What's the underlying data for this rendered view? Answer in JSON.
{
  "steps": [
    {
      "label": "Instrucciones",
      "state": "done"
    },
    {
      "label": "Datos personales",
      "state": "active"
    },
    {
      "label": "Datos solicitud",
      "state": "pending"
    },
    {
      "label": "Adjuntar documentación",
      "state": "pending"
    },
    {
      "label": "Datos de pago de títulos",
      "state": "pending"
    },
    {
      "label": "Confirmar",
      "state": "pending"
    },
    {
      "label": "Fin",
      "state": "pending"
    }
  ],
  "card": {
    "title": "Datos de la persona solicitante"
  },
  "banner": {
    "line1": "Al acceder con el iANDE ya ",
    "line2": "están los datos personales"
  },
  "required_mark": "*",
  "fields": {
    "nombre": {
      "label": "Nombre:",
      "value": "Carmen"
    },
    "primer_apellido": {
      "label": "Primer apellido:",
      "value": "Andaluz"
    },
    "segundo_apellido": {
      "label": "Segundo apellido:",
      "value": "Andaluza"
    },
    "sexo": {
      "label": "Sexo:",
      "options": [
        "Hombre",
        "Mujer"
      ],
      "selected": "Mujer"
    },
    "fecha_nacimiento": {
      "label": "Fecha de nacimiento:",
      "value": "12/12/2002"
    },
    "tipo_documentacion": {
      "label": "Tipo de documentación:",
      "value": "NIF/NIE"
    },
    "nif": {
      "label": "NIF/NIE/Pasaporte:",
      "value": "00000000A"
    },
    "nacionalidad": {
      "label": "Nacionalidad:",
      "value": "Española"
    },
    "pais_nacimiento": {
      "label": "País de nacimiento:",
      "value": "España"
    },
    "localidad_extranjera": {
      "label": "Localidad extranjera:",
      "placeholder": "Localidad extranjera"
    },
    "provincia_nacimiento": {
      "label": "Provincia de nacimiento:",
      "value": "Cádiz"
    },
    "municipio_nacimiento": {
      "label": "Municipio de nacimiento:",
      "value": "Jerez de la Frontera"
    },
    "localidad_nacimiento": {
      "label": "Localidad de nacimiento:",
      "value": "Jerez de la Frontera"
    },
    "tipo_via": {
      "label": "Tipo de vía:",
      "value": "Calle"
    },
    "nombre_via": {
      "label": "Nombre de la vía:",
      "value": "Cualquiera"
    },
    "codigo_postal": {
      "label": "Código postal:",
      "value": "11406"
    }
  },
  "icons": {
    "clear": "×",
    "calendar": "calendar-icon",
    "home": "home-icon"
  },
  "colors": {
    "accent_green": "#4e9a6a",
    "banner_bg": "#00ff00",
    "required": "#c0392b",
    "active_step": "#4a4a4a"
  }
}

# What is required
Write every entry out again exactly.

# Result of this exercise
What's the underlying data for this rendered view? Answer in JSON.
{
  "steps": [
    {
      "label": "Instrucciones",
      "state": "done"
    },
    {
      "label": "Datos personales",
      "state": "active"
    },
    {
      "label": "Datos solicitud",
      "state": "pending"
    },
    {
      "label": "Adjuntar documentación",
      "state": "pending"
    },
    {
      "label": "Datos de pago de títulos",
      "state": "pending"
    },
    {
      "label": "Confirmar",
      "state": "pending"
    },
    {
      "label": "Fin",
      "state": "pending"
    }
  ],
  "card": {
    "title": "Datos de la persona solicitante"
  },
  "banner": {
    "line1": "Al acceder con el iANDE ya ",
    "line2": "están los datos personales"
  },
  "required_mark": "*",
  "fields": {
    "nombre": {
      "label": "Nombre:",
      "value": "Carmen"
    },
    "primer_apellido": {
      "label": "Primer apellido:",
      "value": "Andaluz"
    },
    "segundo_apellido": {
      "label": "Segundo apellido:",
      "value": "Andaluza"
    },
    "sexo": {
      "label": "Sexo:",
      "options": [
        "Hombre",
        "Mujer"
      ],
      "selected": "Mujer"
    },
    "fecha_nacimiento": {
      "label": "Fecha de nacimiento:",
      "value": "12/12/2002"
    },
    "tipo_documentacion": {
      "label": "Tipo de documentación:",
      "value": "NIF/NIE"
    },
    "nif": {
      "label": "NIF/NIE/Pasaporte:",
      "value": "00000000A"
    },
    "nacionalidad": {
      "label": "Nacionalidad:",
      "value": "Española"
    },
    "pais_nacimiento": {
      "label": "País de nacimiento:",
      "value": "España"
    },
    "localidad_extranjera": {
      "label": "Localidad extranjera:",
      "placeholder": "Localidad extranjera"
    },
    "provincia_nacimiento": {
      "label": "Provincia de nacimiento:",
      "value": "Cádiz"
    },
    "municipio_nacimiento": {
      "label": "Municipio de nacimiento:",
      "value": "Jerez de la Frontera"
    },
    "localidad_nacimiento": {
      "label": "Localidad de nacimiento:",
      "value": "Jerez de la Frontera"
    },
    "tipo_via": {
      "label": "Tipo de vía:",
      "value": "Calle"
    },
    "nombre_via": {
      "label": "Nombre de la vía:",
      "value": "Cualquiera"
    },
    "codigo_postal": {
      "label": "Código postal:",
      "value": "11406"
    }
  },
  "icons": {
    "clear": "×",
    "calendar": "calendar-icon",
    "home": "home-icon"
  },
  "colors": {
    "accent_green": "#4e9a6a",
    "banner_bg": "#00ff00",
    "required": "#c0392b",
    "active_step": "#4a4a4a"
  }
}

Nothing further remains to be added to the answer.